Exercise prompt: Search the data for the word "making" and copy every line that contains it.
****
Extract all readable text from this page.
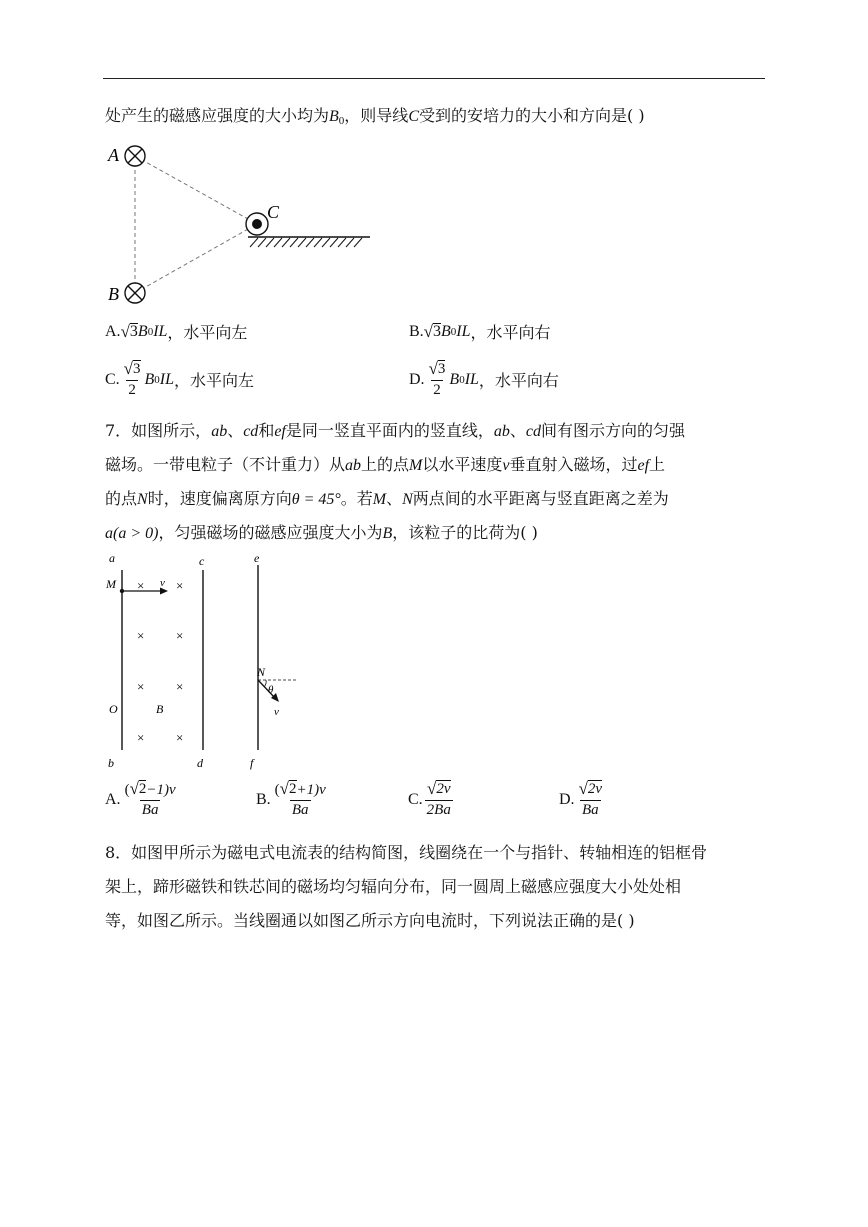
处产生的磁感应强度的大小均为$B_0$，则导线C受到的安培力的大小和方向是( )
A
B
C
A. √ 3 B 0 IL ，水平向左	B. √ 3 B 0 IL ，水平向右
C. $\frac{√ 3}{2}$ B 0 IL ，水平向左	D. $\frac{√ 3}{2}$ B 0 IL ，水平向右
7．如图所示，ab、cd和ef是同一竖直平面内的竖直线，ab、cd间有图示方向的匀强
磁场。一带电粒子（不计重力）从ab上的点M以水平速度v垂直射入磁场，过ef上
的点N时，速度偏离原方向θ = 45°。若M、N两点间的水平距离与竖直距离之差为
a(a > 0)，匀强磁场的磁感应强度大小为B，该粒子的比荷为( )
a
b
c
d
e
f
M	v
O	B
× ×
× ×
× ×
× ×
N
θ
v
A. $\frac{( √ 2 -1)v}{Ba}$	B. $\frac{( √ 2 +1)v}{Ba}$	C. $\frac{√ 2v}{2Ba}$	D. $\frac{√ 2v}{Ba}$
8．如图甲所示为磁电式电流表的结构简图，线圈绕在一个与指针、转轴相连的铝框骨
架上，蹄形磁铁和铁芯间的磁场均匀辐向分布，同一圆周上磁感应强度大小处处相
等，如图乙所示。当线圈通以如图乙所示方向电流时，下列说法正确的是( )
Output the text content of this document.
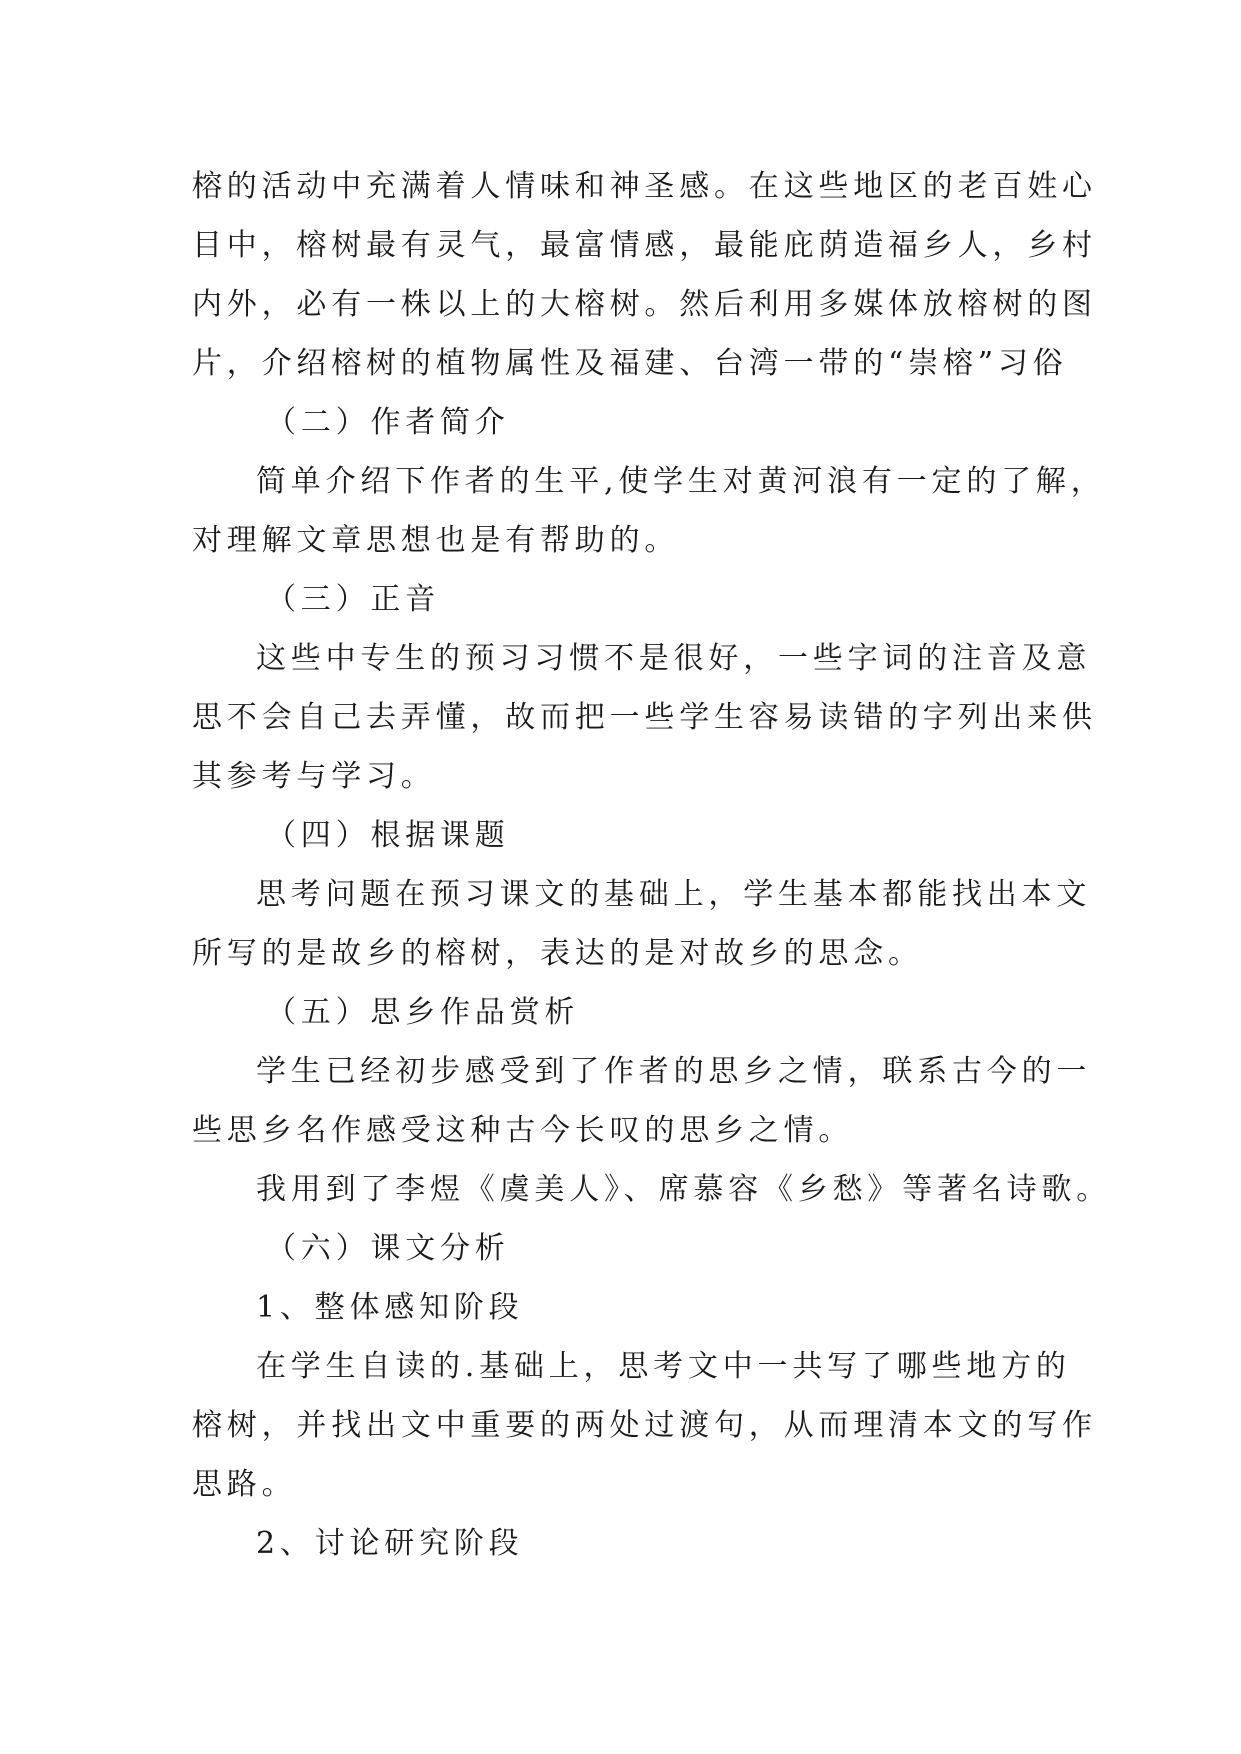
榕的活动中充满着人情味和神圣感。在这些地区的老百姓心
目中，榕树最有灵气，最富情感，最能庇荫造福乡人，乡村
内外，必有一株以上的大榕树。然后利用多媒体放榕树的图
片，介绍榕树的植物属性及福建、台湾一带的“崇榕”习俗
（二）作者简介
简单介绍下作者的生平,使学生对黄河浪有一定的了解，
对理解文章思想也是有帮助的。
（三）正音
这些中专生的预习习惯不是很好，一些字词的注音及意
思不会自己去弄懂，故而把一些学生容易读错的字列出来供
其参考与学习。
（四）根据课题
思考问题在预习课文的基础上，学生基本都能找出本文
所写的是故乡的榕树，表达的是对故乡的思念。
（五）思乡作品赏析
学生已经初步感受到了作者的思乡之情，联系古今的一
些思乡名作感受这种古今长叹的思乡之情。
我用到了李煜《虞美人》、席慕容《乡愁》等著名诗歌。
（六）课文分析
1、整体感知阶段
在学生自读的.基础上，思考文中一共写了哪些地方的
榕树，并找出文中重要的两处过渡句，从而理清本文的写作
思路。
2、讨论研究阶段
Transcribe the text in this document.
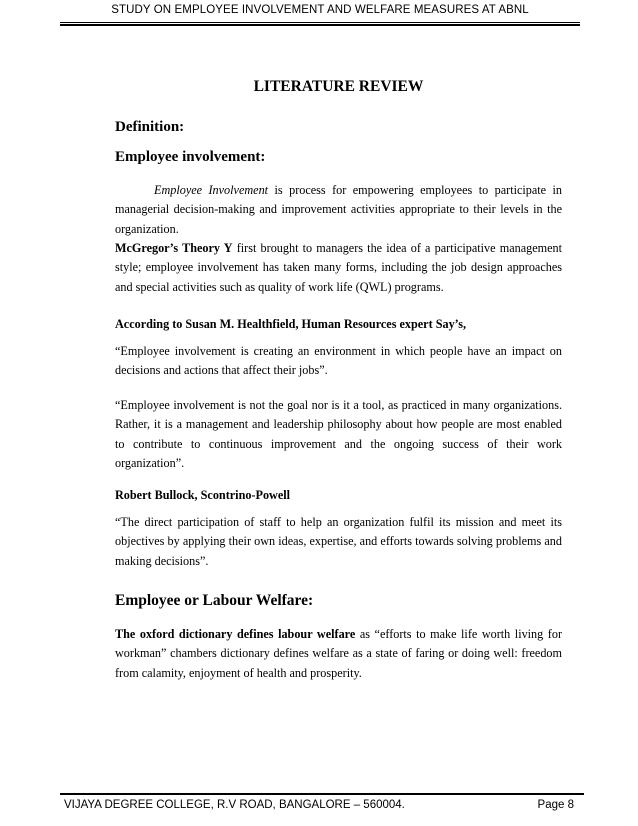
STUDY ON EMPLOYEE INVOLVEMENT AND WELFARE MEASURES AT ABNL
LITERATURE REVIEW
Definition:
Employee involvement:

Employee Involvement is process for empowering employees to participate in managerial decision-making and improvement activities appropriate to their levels in the organization.

McGregor’s Theory Y first brought to managers the idea of a participative management style; employee involvement has taken many forms, including the job design approaches and special activities such as quality of work life (QWL) programs.

According to Susan M. Healthfield, Human Resources expert Say’s,

“Employee involvement is creating an environment in which people have an impact on decisions and actions that affect their jobs”.

“Employee involvement is not the goal nor is it a tool, as practiced in many organizations. Rather, it is a management and leadership philosophy about how people are most enabled to contribute to continuous improvement and the ongoing success of their work organization”.

Robert Bullock, Scontrino-Powell

“The direct participation of staff to help an organization fulfil its mission and meet its objectives by applying their own ideas, expertise, and efforts towards solving problems and making decisions”.

Employee or Labour Welfare:

The oxford dictionary defines labour welfare as “efforts to make life worth living for workman” chambers dictionary defines welfare as a state of faring or doing well: freedom from calamity, enjoyment of health and prosperity.

VIJAYA DEGREE COLLEGE, R.V ROAD, BANGALORE – 560004.	Page 8
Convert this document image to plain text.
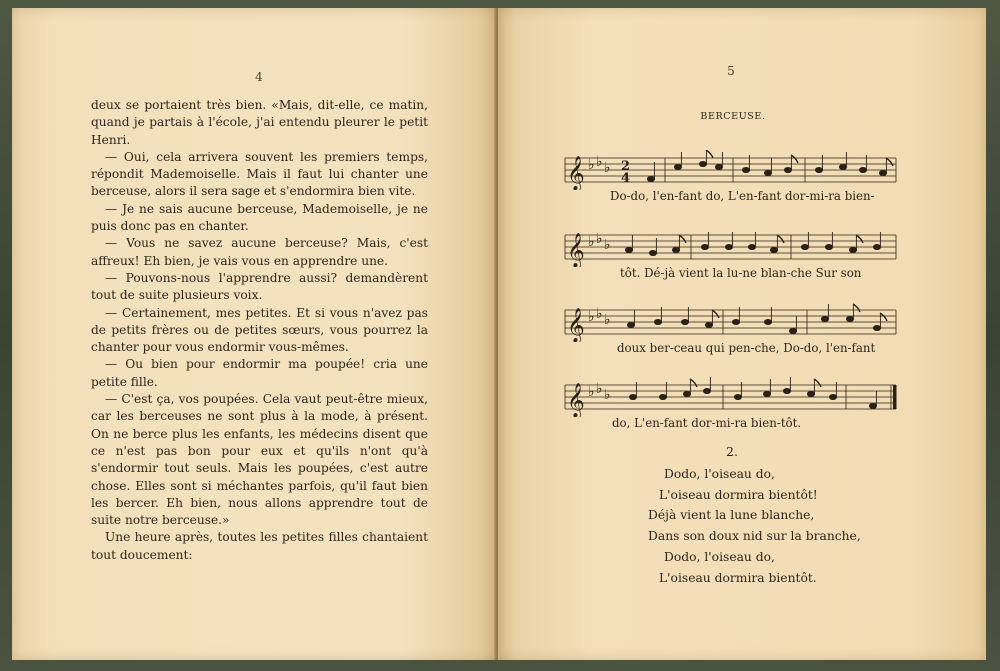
4

deux se portaient très bien. «Mais, dit-elle, ce matin, quand je partais à l'école, j'ai entendu pleurer le petit Henri.

— Oui, cela arrivera souvent les premiers temps, répondit Mademoiselle. Mais il faut lui chanter une berceuse, alors il sera sage et s'endormira bien vite.

— Je ne sais aucune berceuse, Mademoiselle, je ne puis donc pas en chanter.

— Vous ne savez aucune berceuse? Mais, c'est affreux! Eh bien, je vais vous en apprendre une.

— Pouvons-nous l'apprendre aussi? demandèrent tout de suite plusieurs voix.

— Certainement, mes petites. Et si vous n'avez pas de petits frères ou de petites sœurs, vous pourrez la chanter pour vous endormir vous-mêmes.

— Ou bien pour endormir ma poupée! cria une petite fille.

— C'est ça, vos poupées. Cela vaut peut-être mieux, car les berceuses ne sont plus à la mode, à présent. On ne berce plus les enfants, les médecins disent que ce n'est pas bon pour eux et qu'ils n'ont qu'à s'endormir tout seuls. Mais les poupées, c'est autre chose. Elles sont si méchantes parfois, qu'il faut bien les bercer. Eh bien, nous allons apprendre tout de suite notre berceuse.»

Une heure après, toutes les petites filles chantaient tout doucement:

5
BERCEUSE.
𝄞 ♭ ♭ ♭ 2
4
Do-do, l'en-fant do, L'en-fant dor-mi-ra bien-
𝄞 ♭ ♭ ♭
tôt. Dé-jà vient la lu-ne blan-che Sur son
𝄞 ♭ ♭ ♭
doux ber-ceau qui pen-che, Do-do, l'en-fant
𝄞 ♭ ♭ ♭
do, L'en-fant dor-mi-ra bien-tôt.
2.
Dodo, l'oiseau do,
L'oiseau dormira bientôt!
Déjà vient la lune blanche,
Dans son doux nid sur la branche,
Dodo, l'oiseau do,
L'oiseau dormira bientôt.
****
Written answer:
Employee Involvement is process for empowering employees to participate in managerial decision-making and improvement activities appropriate to their levels in the organization.
“The direct participation of staff to help an organization fulfil its mission and meet its objectives by applying their own ideas, expertise, and efforts towards solving problems and making decisions”.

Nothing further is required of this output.